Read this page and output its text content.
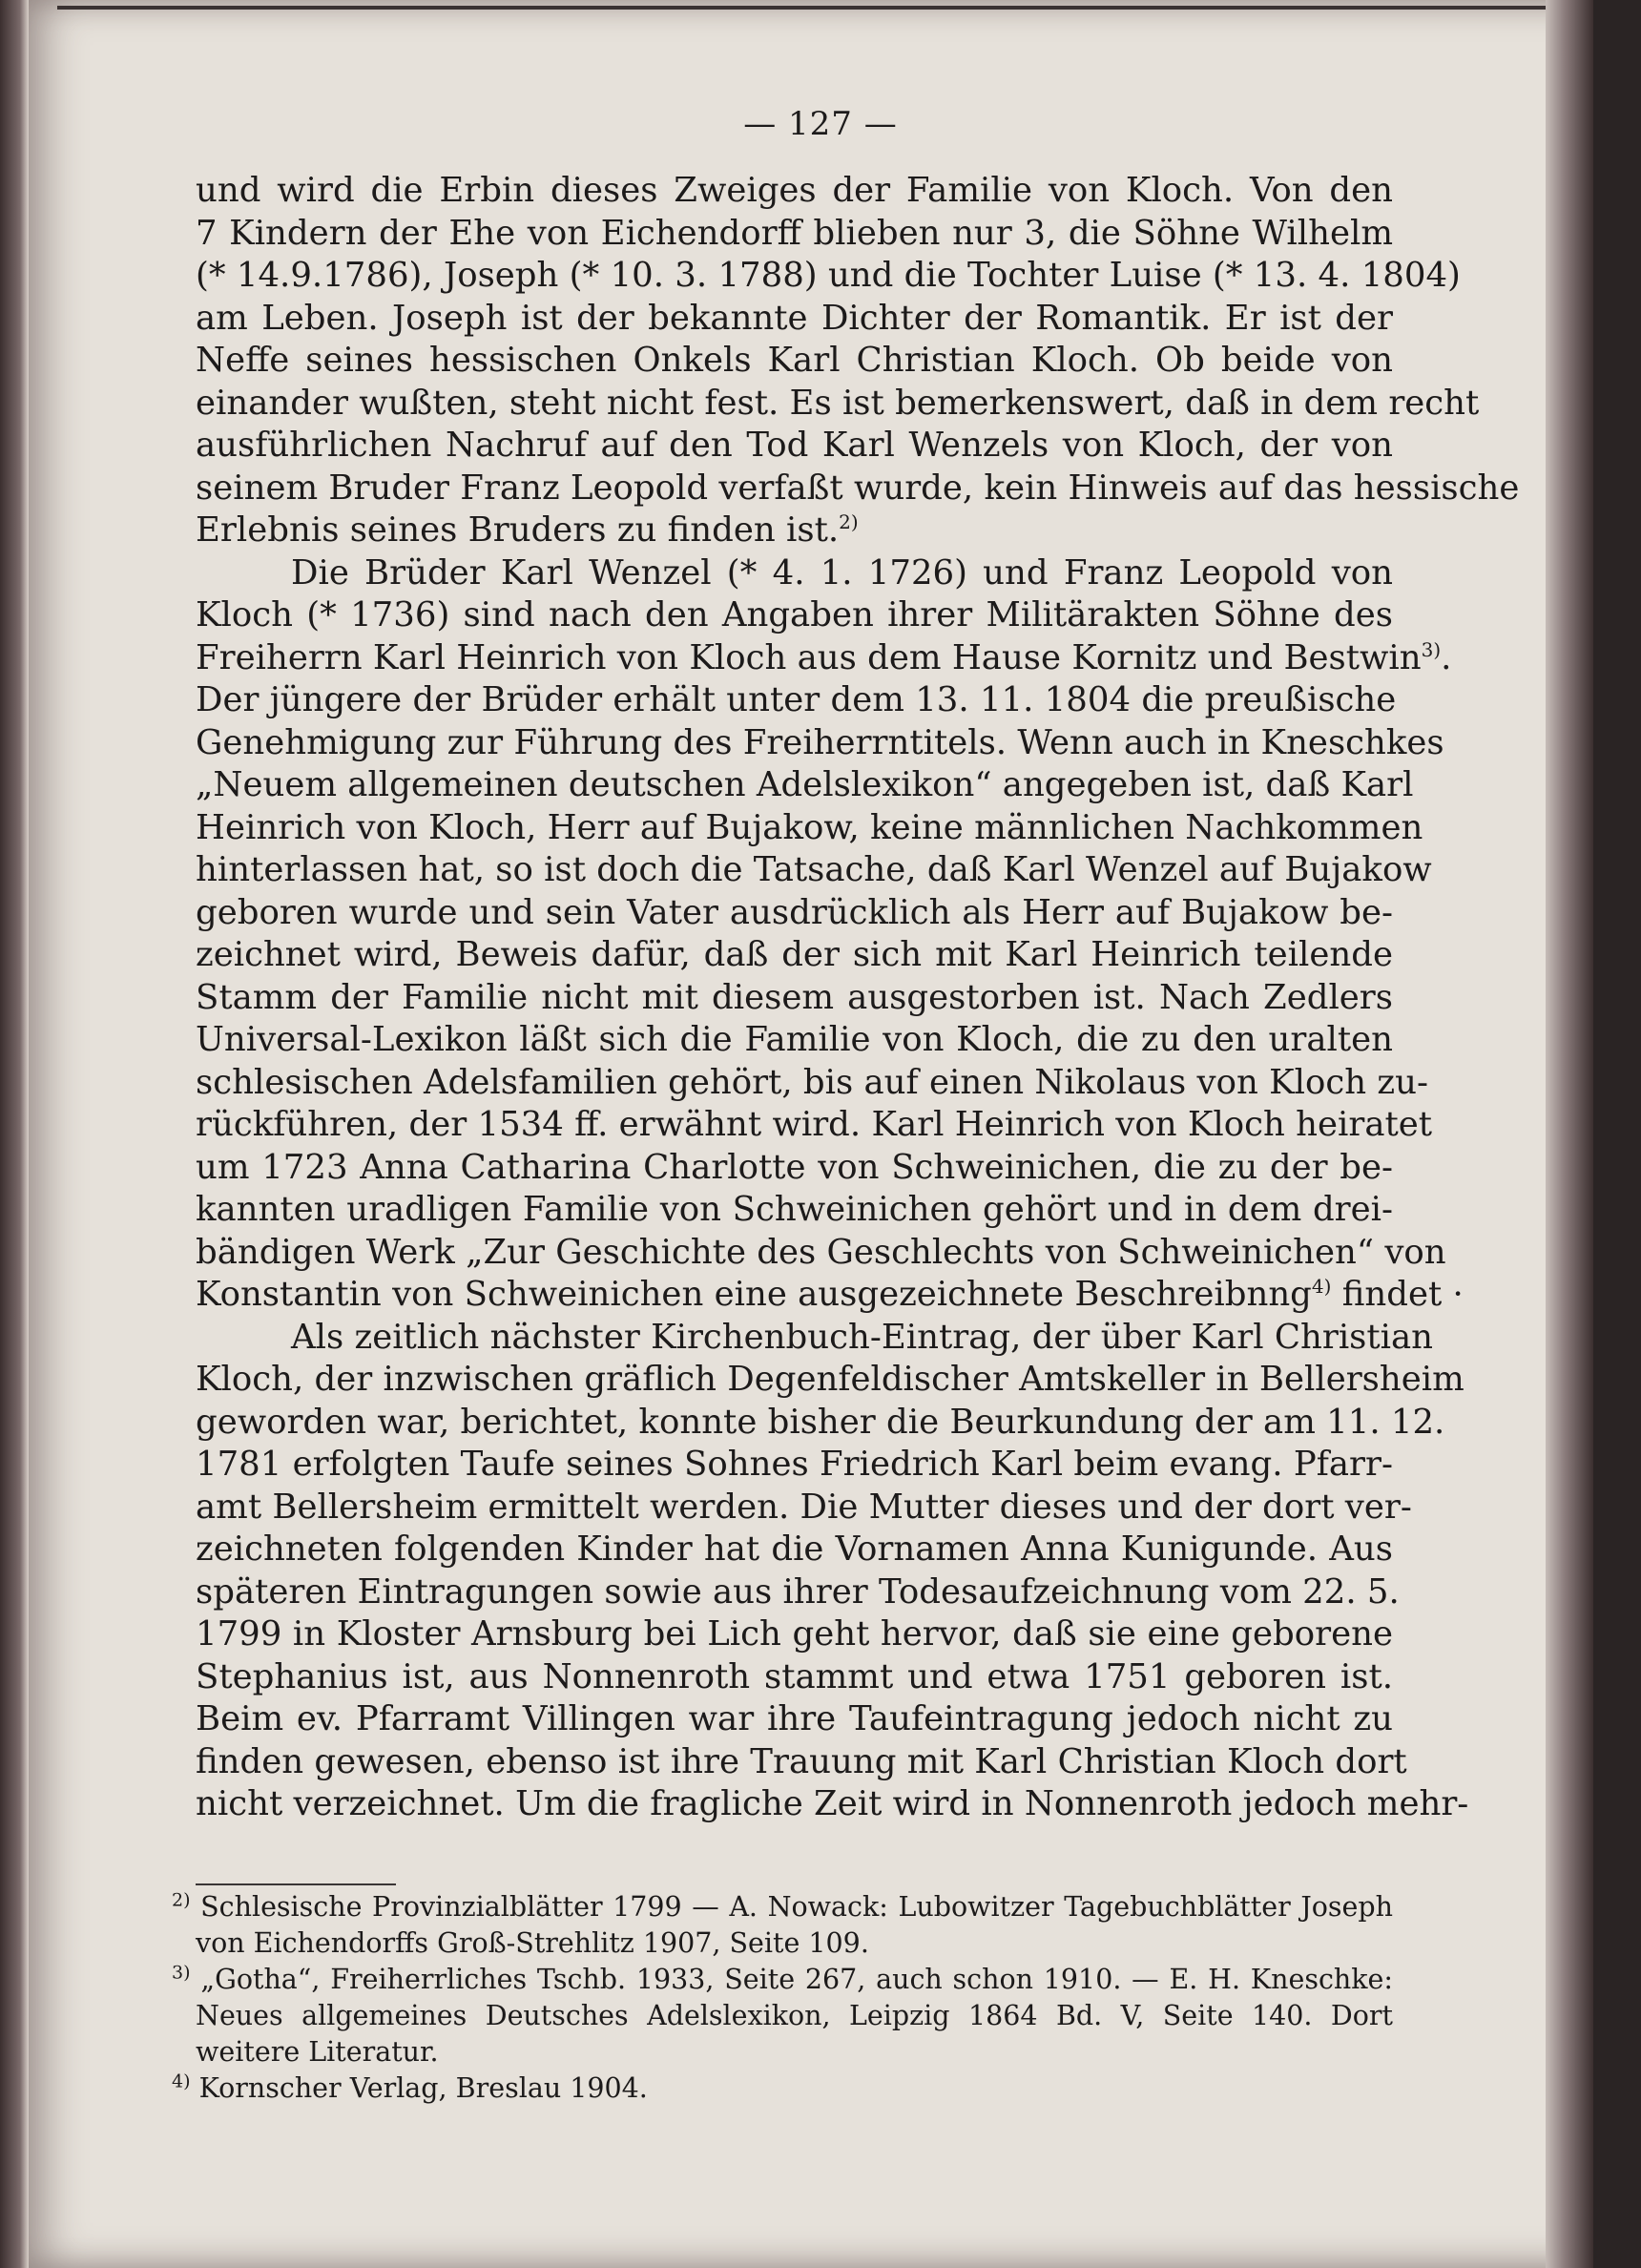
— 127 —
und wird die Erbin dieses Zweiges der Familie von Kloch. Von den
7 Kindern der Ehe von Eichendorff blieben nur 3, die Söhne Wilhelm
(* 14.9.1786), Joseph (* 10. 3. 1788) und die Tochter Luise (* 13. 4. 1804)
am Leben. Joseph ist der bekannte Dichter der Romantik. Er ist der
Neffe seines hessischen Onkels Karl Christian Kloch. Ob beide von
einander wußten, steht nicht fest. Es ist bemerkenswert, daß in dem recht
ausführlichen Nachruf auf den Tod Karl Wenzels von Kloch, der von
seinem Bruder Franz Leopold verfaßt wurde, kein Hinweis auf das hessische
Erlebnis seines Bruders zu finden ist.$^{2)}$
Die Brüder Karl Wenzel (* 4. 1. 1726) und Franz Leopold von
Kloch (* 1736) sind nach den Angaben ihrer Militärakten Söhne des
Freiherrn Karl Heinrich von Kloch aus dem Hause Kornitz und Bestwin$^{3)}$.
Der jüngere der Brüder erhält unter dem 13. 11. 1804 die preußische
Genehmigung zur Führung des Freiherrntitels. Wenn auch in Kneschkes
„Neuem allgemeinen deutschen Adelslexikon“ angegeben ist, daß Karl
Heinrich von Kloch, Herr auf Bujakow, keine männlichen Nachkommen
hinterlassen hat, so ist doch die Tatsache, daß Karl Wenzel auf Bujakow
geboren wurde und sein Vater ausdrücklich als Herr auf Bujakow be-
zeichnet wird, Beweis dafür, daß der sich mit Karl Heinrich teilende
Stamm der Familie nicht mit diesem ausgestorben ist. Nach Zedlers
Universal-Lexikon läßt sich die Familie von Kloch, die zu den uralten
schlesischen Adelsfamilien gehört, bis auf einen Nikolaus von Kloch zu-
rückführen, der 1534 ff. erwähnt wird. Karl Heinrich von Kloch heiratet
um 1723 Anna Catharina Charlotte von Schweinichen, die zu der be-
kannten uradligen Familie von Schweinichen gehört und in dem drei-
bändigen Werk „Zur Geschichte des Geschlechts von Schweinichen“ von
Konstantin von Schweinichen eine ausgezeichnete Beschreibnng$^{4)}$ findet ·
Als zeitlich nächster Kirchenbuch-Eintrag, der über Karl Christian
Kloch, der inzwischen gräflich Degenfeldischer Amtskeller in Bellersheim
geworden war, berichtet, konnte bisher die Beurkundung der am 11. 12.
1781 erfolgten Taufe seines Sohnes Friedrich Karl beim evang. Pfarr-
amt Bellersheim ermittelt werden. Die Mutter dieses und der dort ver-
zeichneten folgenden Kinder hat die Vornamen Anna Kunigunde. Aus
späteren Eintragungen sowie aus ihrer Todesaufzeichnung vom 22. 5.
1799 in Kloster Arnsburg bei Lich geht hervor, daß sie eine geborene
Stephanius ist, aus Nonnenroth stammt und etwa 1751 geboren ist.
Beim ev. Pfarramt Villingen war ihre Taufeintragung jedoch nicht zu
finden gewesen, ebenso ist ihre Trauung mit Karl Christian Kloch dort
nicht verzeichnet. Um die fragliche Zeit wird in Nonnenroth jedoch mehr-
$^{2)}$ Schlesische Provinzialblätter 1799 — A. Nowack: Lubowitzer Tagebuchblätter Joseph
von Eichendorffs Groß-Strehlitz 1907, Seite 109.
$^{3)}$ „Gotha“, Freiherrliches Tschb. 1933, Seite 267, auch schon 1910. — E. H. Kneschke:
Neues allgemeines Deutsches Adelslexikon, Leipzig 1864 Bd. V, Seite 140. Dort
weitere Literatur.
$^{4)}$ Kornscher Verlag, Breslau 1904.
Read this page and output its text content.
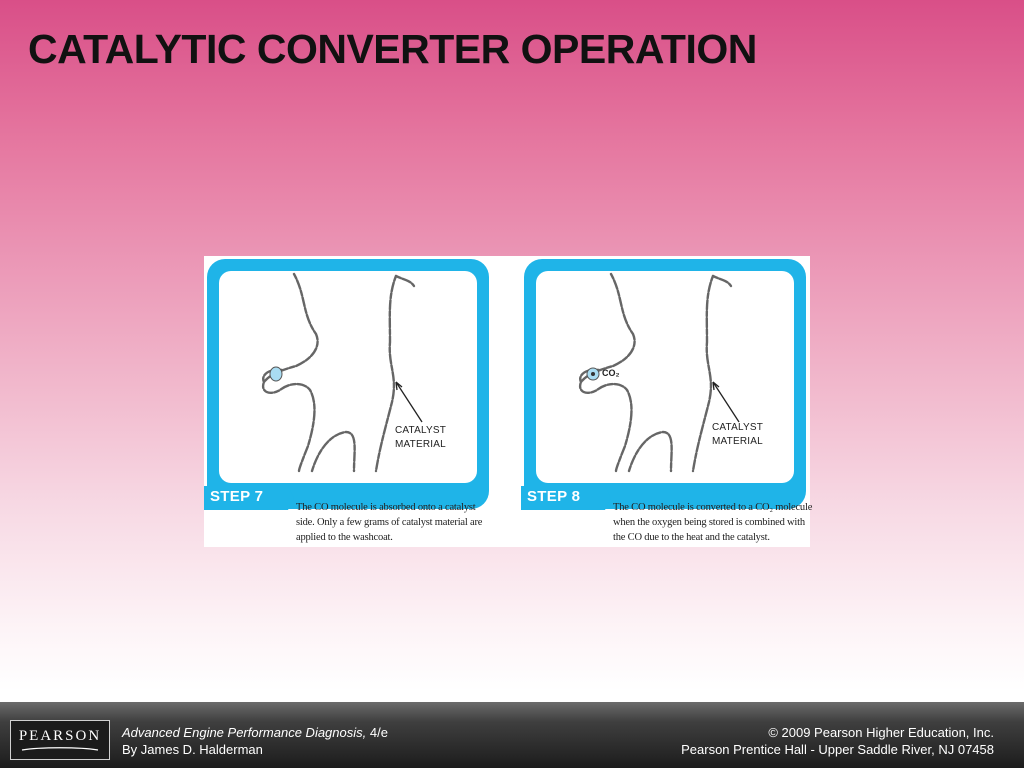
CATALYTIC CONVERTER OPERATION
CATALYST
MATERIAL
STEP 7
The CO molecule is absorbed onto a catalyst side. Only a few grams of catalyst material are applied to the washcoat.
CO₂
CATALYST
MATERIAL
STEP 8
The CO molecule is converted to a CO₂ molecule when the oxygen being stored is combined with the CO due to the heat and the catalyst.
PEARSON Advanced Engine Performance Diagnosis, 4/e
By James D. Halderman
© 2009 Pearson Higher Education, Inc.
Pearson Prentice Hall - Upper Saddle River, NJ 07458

WHAT IS ASKED:
Find the lines containing "Bellersheim" and list every one of them.

EXERCISE ANSWER:
Kloch, der inzwischen gräflich Degenfeldischer Amtskeller in Bellersheim
amt Bellersheim ermittelt werden. Die Mutter dieses und der dort ver-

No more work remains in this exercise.